WRITTEN EXERCISE: All records must be quoted exactly. Omit the pictures.
----------
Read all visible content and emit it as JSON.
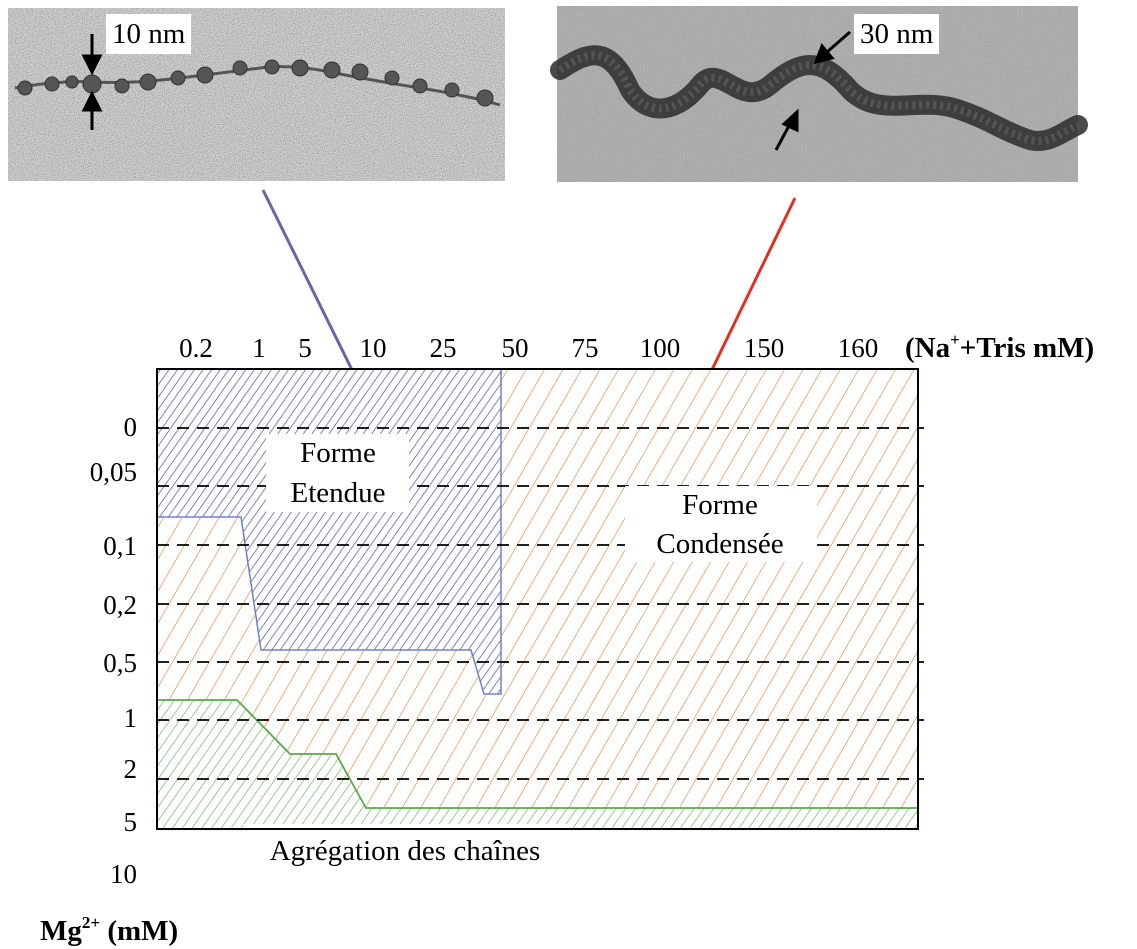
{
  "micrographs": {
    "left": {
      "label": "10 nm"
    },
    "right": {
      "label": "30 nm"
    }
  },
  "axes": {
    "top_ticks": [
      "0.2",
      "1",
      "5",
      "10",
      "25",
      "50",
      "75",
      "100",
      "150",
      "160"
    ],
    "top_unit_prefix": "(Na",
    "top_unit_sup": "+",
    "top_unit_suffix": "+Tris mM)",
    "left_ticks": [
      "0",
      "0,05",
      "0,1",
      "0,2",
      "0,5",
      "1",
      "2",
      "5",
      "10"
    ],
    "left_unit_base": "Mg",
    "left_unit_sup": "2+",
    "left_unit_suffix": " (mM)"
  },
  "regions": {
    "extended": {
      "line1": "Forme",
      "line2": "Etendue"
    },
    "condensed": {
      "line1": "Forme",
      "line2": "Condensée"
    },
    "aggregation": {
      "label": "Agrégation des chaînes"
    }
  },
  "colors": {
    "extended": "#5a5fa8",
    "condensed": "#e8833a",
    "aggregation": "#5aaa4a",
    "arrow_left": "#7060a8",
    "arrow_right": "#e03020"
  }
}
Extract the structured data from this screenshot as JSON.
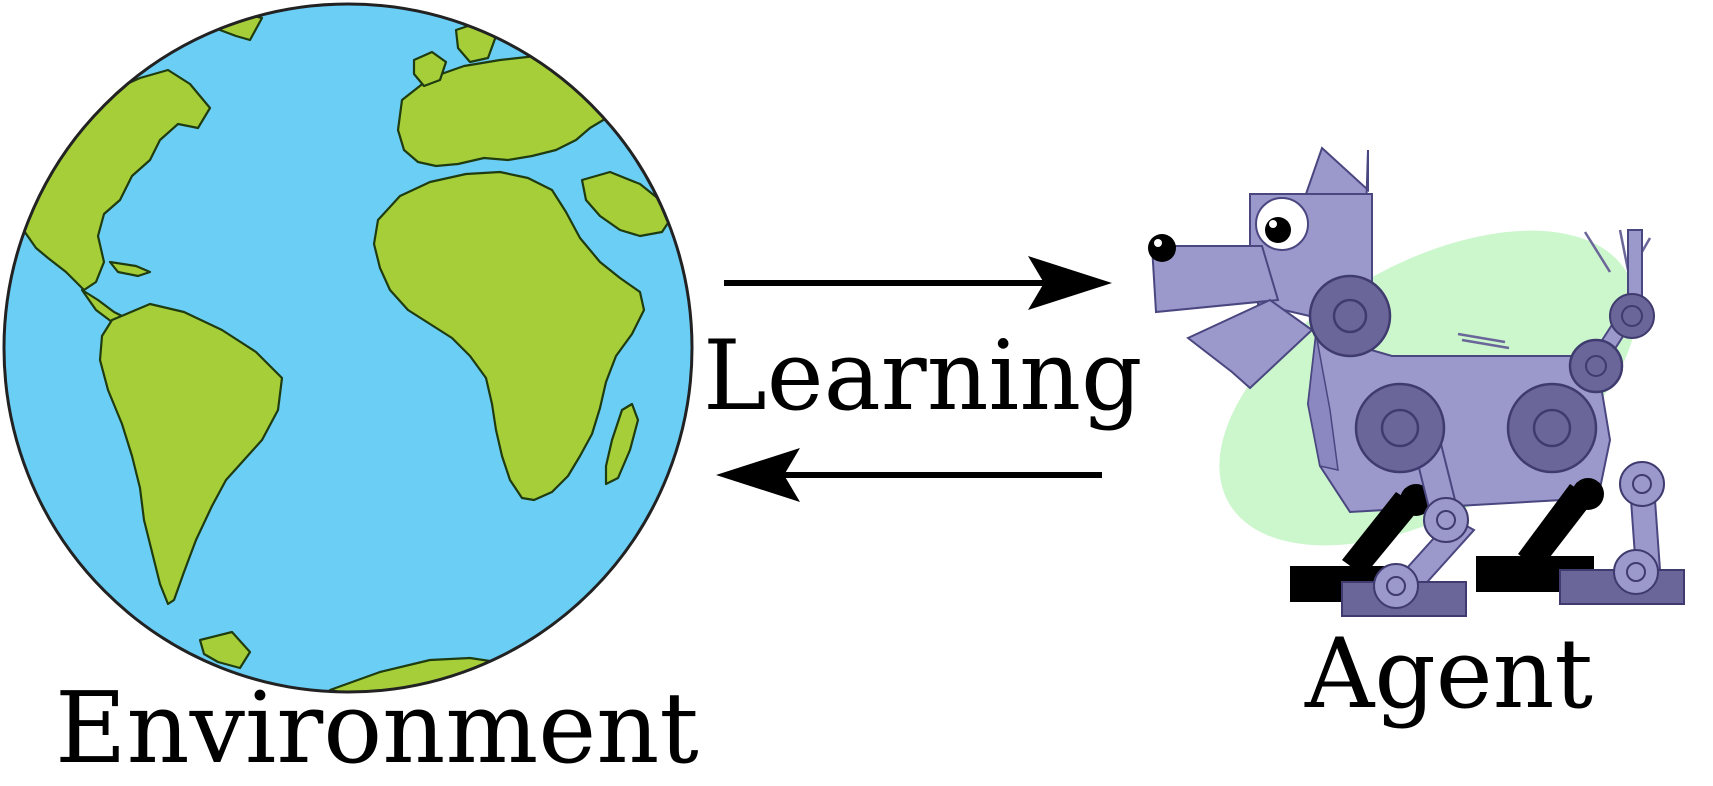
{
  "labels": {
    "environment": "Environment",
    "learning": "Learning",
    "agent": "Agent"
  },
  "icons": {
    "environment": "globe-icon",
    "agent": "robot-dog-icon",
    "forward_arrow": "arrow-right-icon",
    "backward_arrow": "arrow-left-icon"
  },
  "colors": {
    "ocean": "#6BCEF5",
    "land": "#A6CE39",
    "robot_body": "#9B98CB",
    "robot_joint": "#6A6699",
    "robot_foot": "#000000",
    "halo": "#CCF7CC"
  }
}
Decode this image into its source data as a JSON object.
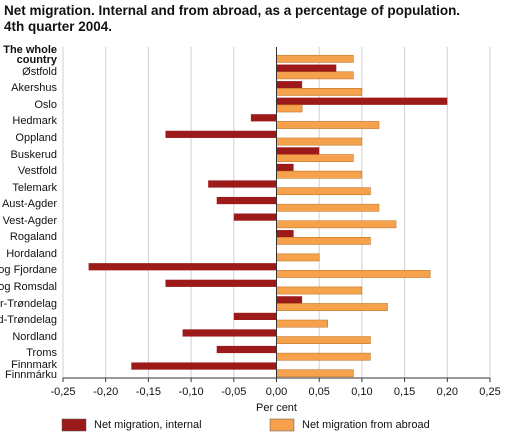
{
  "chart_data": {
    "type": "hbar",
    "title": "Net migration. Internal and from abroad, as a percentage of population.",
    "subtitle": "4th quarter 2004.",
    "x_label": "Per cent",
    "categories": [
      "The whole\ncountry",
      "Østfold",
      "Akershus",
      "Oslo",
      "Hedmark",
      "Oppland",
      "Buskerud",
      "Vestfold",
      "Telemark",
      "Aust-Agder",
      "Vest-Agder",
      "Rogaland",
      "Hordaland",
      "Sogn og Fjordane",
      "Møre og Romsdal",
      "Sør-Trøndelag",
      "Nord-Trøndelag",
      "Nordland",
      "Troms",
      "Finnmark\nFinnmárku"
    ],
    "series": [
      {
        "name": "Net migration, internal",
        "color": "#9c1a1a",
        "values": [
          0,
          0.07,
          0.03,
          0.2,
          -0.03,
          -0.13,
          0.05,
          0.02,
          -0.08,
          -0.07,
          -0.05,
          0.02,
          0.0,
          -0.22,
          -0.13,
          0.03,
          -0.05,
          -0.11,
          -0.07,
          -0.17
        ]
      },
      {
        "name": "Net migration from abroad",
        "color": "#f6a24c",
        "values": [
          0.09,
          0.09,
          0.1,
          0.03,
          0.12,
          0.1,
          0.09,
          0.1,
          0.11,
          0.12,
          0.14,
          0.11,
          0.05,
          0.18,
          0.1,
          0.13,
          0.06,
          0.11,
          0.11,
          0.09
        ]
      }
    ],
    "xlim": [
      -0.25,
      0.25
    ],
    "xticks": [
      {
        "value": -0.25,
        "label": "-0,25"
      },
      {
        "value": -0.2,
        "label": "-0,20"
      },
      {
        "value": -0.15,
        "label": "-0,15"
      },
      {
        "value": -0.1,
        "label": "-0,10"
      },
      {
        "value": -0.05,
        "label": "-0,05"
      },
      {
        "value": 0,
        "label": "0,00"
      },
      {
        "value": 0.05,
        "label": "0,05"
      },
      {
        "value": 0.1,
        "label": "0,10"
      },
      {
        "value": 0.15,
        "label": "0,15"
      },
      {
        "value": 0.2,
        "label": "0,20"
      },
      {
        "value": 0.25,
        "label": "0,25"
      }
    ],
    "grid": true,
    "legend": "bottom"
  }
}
----------
EXERCISE RESPONSE:
Read all visible content and emit it as JSON.
{
  "micrographs": {
    "left": {
      "label": "10 nm"
    },
    "right": {
      "label": "30 nm"
    }
  },
  "axes": {
    "top_ticks": [
      "0.2",
      "1",
      "5",
      "10",
      "25",
      "50",
      "75",
      "100",
      "150",
      "160"
    ],
    "top_unit_prefix": "(Na",
    "top_unit_sup": "+",
    "top_unit_suffix": "+Tris mM)",
    "left_ticks": [
      "0",
      "0,05",
      "0,1",
      "0,2",
      "0,5",
      "1",
      "2",
      "5",
      "10"
    ],
    "left_unit_base": "Mg",
    "left_unit_sup": "2+",
    "left_unit_suffix": " (mM)"
  },
  "regions": {
    "extended": {
      "line1": "Forme",
      "line2": "Etendue"
    },
    "condensed": {
      "line1": "Forme",
      "line2": "Condensée"
    },
    "aggregation": {
      "label": "Agrégation des chaînes"
    }
  },
  "colors": {
    "extended": "#5a5fa8",
    "condensed": "#e8833a",
    "aggregation": "#5aaa4a",
    "arrow_left": "#7060a8",
    "arrow_right": "#e03020"
  }
}
Extract the structured data from this screenshot as JSON.
{
  "labels": {
    "environment": "Environment",
    "learning": "Learning",
    "agent": "Agent"
  },
  "icons": {
    "environment": "globe-icon",
    "agent": "robot-dog-icon",
    "forward_arrow": "arrow-right-icon",
    "backward_arrow": "arrow-left-icon"
  },
  "colors": {
    "ocean": "#6BCEF5",
    "land": "#A6CE39",
    "robot_body": "#9B98CB",
    "robot_joint": "#6A6699",
    "robot_foot": "#000000",
    "halo": "#CCF7CC"
  }
}
Decode this image into its source data as a JSON object.
{
  "chart_data": {
    "type": "hbar",
    "title": "Net migration. Internal and from abroad, as a percentage of population.",
    "subtitle": "4th quarter 2004.",
    "x_label": "Per cent",
    "categories": [
      "The whole\ncountry",
      "Østfold",
      "Akershus",
      "Oslo",
      "Hedmark",
      "Oppland",
      "Buskerud",
      "Vestfold",
      "Telemark",
      "Aust-Agder",
      "Vest-Agder",
      "Rogaland",
      "Hordaland",
      "Sogn og Fjordane",
      "Møre og Romsdal",
      "Sør-Trøndelag",
      "Nord-Trøndelag",
      "Nordland",
      "Troms",
      "Finnmark\nFinnmárku"
    ],
    "series": [
      {
        "name": "Net migration, internal",
        "color": "#9c1a1a",
        "values": [
          0,
          0.07,
          0.03,
          0.2,
          -0.03,
          -0.13,
          0.05,
          0.02,
          -0.08,
          -0.07,
          -0.05,
          0.02,
          0.0,
          -0.22,
          -0.13,
          0.03,
          -0.05,
          -0.11,
          -0.07,
          -0.17
        ]
      },
      {
        "name": "Net migration from abroad",
        "color": "#f6a24c",
        "values": [
          0.09,
          0.09,
          0.1,
          0.03,
          0.12,
          0.1,
          0.09,
          0.1,
          0.11,
          0.12,
          0.14,
          0.11,
          0.05,
          0.18,
          0.1,
          0.13,
          0.06,
          0.11,
          0.11,
          0.09
        ]
      }
    ],
    "xlim": [
      -0.25,
      0.25
    ],
    "xticks": [
      {
        "value": -0.25,
        "label": "-0,25"
      },
      {
        "value": -0.2,
        "label": "-0,20"
      },
      {
        "value": -0.15,
        "label": "-0,15"
      },
      {
        "value": -0.1,
        "label": "-0,10"
      },
      {
        "value": -0.05,
        "label": "-0,05"
      },
      {
        "value": 0,
        "label": "0,00"
      },
      {
        "value": 0.05,
        "label": "0,05"
      },
      {
        "value": 0.1,
        "label": "0,10"
      },
      {
        "value": 0.15,
        "label": "0,15"
      },
      {
        "value": 0.2,
        "label": "0,20"
      },
      {
        "value": 0.25,
        "label": "0,25"
      }
    ],
    "grid": true,
    "legend": "bottom"
  }
}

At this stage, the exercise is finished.